[Items listed in a dataset]
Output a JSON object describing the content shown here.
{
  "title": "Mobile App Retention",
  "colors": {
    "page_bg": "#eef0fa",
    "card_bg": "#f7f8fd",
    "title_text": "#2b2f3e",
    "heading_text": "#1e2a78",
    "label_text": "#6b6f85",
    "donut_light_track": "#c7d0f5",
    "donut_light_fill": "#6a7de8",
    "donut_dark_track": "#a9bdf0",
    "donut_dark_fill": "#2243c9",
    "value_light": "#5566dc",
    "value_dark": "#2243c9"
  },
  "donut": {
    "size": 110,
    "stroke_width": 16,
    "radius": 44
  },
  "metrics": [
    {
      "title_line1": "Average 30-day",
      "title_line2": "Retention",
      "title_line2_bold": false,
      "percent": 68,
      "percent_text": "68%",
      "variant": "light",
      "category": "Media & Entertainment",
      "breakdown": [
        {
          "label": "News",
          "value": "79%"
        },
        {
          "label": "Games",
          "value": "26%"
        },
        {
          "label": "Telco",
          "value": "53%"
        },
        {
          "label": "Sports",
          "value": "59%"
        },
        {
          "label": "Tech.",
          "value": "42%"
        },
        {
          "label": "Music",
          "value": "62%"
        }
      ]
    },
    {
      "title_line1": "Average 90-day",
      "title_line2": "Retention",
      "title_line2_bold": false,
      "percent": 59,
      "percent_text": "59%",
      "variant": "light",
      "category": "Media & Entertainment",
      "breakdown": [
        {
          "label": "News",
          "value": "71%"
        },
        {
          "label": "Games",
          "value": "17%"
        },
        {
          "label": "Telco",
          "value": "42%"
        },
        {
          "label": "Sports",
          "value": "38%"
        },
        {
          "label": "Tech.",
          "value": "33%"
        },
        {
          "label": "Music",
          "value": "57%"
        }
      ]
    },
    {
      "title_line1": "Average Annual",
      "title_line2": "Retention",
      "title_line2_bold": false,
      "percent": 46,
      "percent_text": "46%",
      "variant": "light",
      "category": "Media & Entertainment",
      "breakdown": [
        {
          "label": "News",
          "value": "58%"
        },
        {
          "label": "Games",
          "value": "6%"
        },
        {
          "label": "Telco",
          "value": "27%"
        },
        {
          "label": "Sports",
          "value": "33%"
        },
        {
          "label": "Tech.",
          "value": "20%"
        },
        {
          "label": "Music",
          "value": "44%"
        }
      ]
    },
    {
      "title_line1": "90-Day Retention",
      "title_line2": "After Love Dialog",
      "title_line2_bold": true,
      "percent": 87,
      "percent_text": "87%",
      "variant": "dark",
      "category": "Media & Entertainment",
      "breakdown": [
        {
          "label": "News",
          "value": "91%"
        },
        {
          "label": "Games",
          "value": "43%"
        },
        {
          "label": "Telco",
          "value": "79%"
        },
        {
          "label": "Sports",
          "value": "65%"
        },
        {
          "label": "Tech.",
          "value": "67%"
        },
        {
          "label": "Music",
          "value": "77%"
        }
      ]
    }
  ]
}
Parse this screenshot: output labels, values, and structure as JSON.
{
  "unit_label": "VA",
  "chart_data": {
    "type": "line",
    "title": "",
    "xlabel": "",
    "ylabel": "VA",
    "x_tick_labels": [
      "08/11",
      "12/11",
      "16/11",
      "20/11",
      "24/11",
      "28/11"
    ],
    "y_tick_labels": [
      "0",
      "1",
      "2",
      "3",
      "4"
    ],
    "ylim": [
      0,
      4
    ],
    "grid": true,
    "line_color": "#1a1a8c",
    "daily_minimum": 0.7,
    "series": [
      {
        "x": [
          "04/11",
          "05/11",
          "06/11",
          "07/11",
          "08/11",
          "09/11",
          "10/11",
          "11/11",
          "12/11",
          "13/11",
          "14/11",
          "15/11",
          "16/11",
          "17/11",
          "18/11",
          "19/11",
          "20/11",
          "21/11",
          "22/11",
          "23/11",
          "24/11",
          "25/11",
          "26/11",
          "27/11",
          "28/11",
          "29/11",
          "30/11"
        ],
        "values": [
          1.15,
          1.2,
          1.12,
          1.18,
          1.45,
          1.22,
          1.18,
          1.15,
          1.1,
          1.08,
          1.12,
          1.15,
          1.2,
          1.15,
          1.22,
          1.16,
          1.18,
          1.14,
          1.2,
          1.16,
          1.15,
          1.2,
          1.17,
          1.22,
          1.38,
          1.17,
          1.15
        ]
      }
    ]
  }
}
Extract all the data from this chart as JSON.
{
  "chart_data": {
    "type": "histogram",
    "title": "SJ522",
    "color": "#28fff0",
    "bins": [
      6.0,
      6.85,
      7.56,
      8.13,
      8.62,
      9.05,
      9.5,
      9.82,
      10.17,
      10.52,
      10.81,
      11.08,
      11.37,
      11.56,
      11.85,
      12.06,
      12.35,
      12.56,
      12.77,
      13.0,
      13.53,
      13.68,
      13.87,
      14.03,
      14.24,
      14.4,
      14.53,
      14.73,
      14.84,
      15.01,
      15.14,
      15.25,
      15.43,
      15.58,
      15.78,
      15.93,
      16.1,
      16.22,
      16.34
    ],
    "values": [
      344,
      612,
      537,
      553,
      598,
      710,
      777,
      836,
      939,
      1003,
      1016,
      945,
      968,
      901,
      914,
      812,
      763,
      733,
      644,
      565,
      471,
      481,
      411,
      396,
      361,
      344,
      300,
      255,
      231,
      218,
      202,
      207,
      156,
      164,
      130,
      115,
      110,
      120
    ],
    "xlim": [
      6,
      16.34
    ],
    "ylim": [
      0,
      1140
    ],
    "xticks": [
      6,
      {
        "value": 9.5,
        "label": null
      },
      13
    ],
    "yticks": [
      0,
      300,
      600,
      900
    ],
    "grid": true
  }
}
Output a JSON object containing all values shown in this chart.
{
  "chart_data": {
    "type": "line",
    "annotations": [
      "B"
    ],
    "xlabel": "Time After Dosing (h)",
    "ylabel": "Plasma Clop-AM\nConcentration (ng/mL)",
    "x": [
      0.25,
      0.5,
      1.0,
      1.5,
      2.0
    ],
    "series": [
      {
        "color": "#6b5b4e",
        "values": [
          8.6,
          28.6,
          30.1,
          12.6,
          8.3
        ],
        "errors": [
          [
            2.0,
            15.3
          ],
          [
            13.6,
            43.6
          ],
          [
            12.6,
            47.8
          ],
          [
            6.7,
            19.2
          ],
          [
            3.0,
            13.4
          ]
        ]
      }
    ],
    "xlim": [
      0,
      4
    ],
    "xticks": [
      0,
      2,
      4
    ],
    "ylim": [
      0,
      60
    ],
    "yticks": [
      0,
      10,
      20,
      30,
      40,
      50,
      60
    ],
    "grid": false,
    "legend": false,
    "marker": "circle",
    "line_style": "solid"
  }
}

EXERCISE
Repeat the material above in full, exactly as it stands.

ANSWER TO THIS TASK
Output a JSON object describing the content shown here.
{
  "title": "Mobile App Retention",
  "colors": {
    "page_bg": "#eef0fa",
    "card_bg": "#f7f8fd",
    "title_text": "#2b2f3e",
    "heading_text": "#1e2a78",
    "label_text": "#6b6f85",
    "donut_light_track": "#c7d0f5",
    "donut_light_fill": "#6a7de8",
    "donut_dark_track": "#a9bdf0",
    "donut_dark_fill": "#2243c9",
    "value_light": "#5566dc",
    "value_dark": "#2243c9"
  },
  "donut": {
    "size": 110,
    "stroke_width": 16,
    "radius": 44
  },
  "metrics": [
    {
      "title_line1": "Average 30-day",
      "title_line2": "Retention",
      "title_line2_bold": false,
      "percent": 68,
      "percent_text": "68%",
      "variant": "light",
      "category": "Media & Entertainment",
      "breakdown": [
        {
          "label": "News",
          "value": "79%"
        },
        {
          "label": "Games",
          "value": "26%"
        },
        {
          "label": "Telco",
          "value": "53%"
        },
        {
          "label": "Sports",
          "value": "59%"
        },
        {
          "label": "Tech.",
          "value": "42%"
        },
        {
          "label": "Music",
          "value": "62%"
        }
      ]
    },
    {
      "title_line1": "Average 90-day",
      "title_line2": "Retention",
      "title_line2_bold": false,
      "percent": 59,
      "percent_text": "59%",
      "variant": "light",
      "category": "Media & Entertainment",
      "breakdown": [
        {
          "label": "News",
          "value": "71%"
        },
        {
          "label": "Games",
          "value": "17%"
        },
        {
          "label": "Telco",
          "value": "42%"
        },
        {
          "label": "Sports",
          "value": "38%"
        },
        {
          "label": "Tech.",
          "value": "33%"
        },
        {
          "label": "Music",
          "value": "57%"
        }
      ]
    },
    {
      "title_line1": "Average Annual",
      "title_line2": "Retention",
      "title_line2_bold": false,
      "percent": 46,
      "percent_text": "46%",
      "variant": "light",
      "category": "Media & Entertainment",
      "breakdown": [
        {
          "label": "News",
          "value": "58%"
        },
        {
          "label": "Games",
          "value": "6%"
        },
        {
          "label": "Telco",
          "value": "27%"
        },
        {
          "label": "Sports",
          "value": "33%"
        },
        {
          "label": "Tech.",
          "value": "20%"
        },
        {
          "label": "Music",
          "value": "44%"
        }
      ]
    },
    {
      "title_line1": "90-Day Retention",
      "title_line2": "After Love Dialog",
      "title_line2_bold": true,
      "percent": 87,
      "percent_text": "87%",
      "variant": "dark",
      "category": "Media & Entertainment",
      "breakdown": [
        {
          "label": "News",
          "value": "91%"
        },
        {
          "label": "Games",
          "value": "43%"
        },
        {
          "label": "Telco",
          "value": "79%"
        },
        {
          "label": "Sports",
          "value": "65%"
        },
        {
          "label": "Tech.",
          "value": "67%"
        },
        {
          "label": "Music",
          "value": "77%"
        }
      ]
    }
  ]
}
Parse this screenshot: output labels, values, and structure as JSON.
{
  "unit_label": "VA",
  "chart_data": {
    "type": "line",
    "title": "",
    "xlabel": "",
    "ylabel": "VA",
    "x_tick_labels": [
      "08/11",
      "12/11",
      "16/11",
      "20/11",
      "24/11",
      "28/11"
    ],
    "y_tick_labels": [
      "0",
      "1",
      "2",
      "3",
      "4"
    ],
    "ylim": [
      0,
      4
    ],
    "grid": true,
    "line_color": "#1a1a8c",
    "daily_minimum": 0.7,
    "series": [
      {
        "x": [
          "04/11",
          "05/11",
          "06/11",
          "07/11",
          "08/11",
          "09/11",
          "10/11",
          "11/11",
          "12/11",
          "13/11",
          "14/11",
          "15/11",
          "16/11",
          "17/11",
          "18/11",
          "19/11",
          "20/11",
          "21/11",
          "22/11",
          "23/11",
          "24/11",
          "25/11",
          "26/11",
          "27/11",
          "28/11",
          "29/11",
          "30/11"
        ],
        "values": [
          1.15,
          1.2,
          1.12,
          1.18,
          1.45,
          1.22,
          1.18,
          1.15,
          1.1,
          1.08,
          1.12,
          1.15,
          1.2,
          1.15,
          1.22,
          1.16,
          1.18,
          1.14,
          1.2,
          1.16,
          1.15,
          1.2,
          1.17,
          1.22,
          1.38,
          1.17,
          1.15
        ]
      }
    ]
  }
}
Extract all the data from this chart as JSON.
{
  "chart_data": {
    "type": "histogram",
    "title": "SJ522",
    "color": "#28fff0",
    "bins": [
      6.0,
      6.85,
      7.56,
      8.13,
      8.62,
      9.05,
      9.5,
      9.82,
      10.17,
      10.52,
      10.81,
      11.08,
      11.37,
      11.56,
      11.85,
      12.06,
      12.35,
      12.56,
      12.77,
      13.0,
      13.53,
      13.68,
      13.87,
      14.03,
      14.24,
      14.4,
      14.53,
      14.73,
      14.84,
      15.01,
      15.14,
      15.25,
      15.43,
      15.58,
      15.78,
      15.93,
      16.1,
      16.22,
      16.34
    ],
    "values": [
      344,
      612,
      537,
      553,
      598,
      710,
      777,
      836,
      939,
      1003,
      1016,
      945,
      968,
      901,
      914,
      812,
      763,
      733,
      644,
      565,
      471,
      481,
      411,
      396,
      361,
      344,
      300,
      255,
      231,
      218,
      202,
      207,
      156,
      164,
      130,
      115,
      110,
      120
    ],
    "xlim": [
      6,
      16.34
    ],
    "ylim": [
      0,
      1140
    ],
    "xticks": [
      6,
      {
        "value": 9.5,
        "label": null
      },
      13
    ],
    "yticks": [
      0,
      300,
      600,
      900
    ],
    "grid": true
  }
}
Output a JSON object containing all values shown in this chart.
{
  "chart_data": {
    "type": "line",
    "annotations": [
      "B"
    ],
    "xlabel": "Time After Dosing (h)",
    "ylabel": "Plasma Clop-AM\nConcentration (ng/mL)",
    "x": [
      0.25,
      0.5,
      1.0,
      1.5,
      2.0
    ],
    "series": [
      {
        "color": "#6b5b4e",
        "values": [
          8.6,
          28.6,
          30.1,
          12.6,
          8.3
        ],
        "errors": [
          [
            2.0,
            15.3
          ],
          [
            13.6,
            43.6
          ],
          [
            12.6,
            47.8
          ],
          [
            6.7,
            19.2
          ],
          [
            3.0,
            13.4
          ]
        ]
      }
    ],
    "xlim": [
      0,
      4
    ],
    "xticks": [
      0,
      2,
      4
    ],
    "ylim": [
      0,
      60
    ],
    "yticks": [
      0,
      10,
      20,
      30,
      40,
      50,
      60
    ],
    "grid": false,
    "legend": false,
    "marker": "circle",
    "line_style": "solid"
  }
}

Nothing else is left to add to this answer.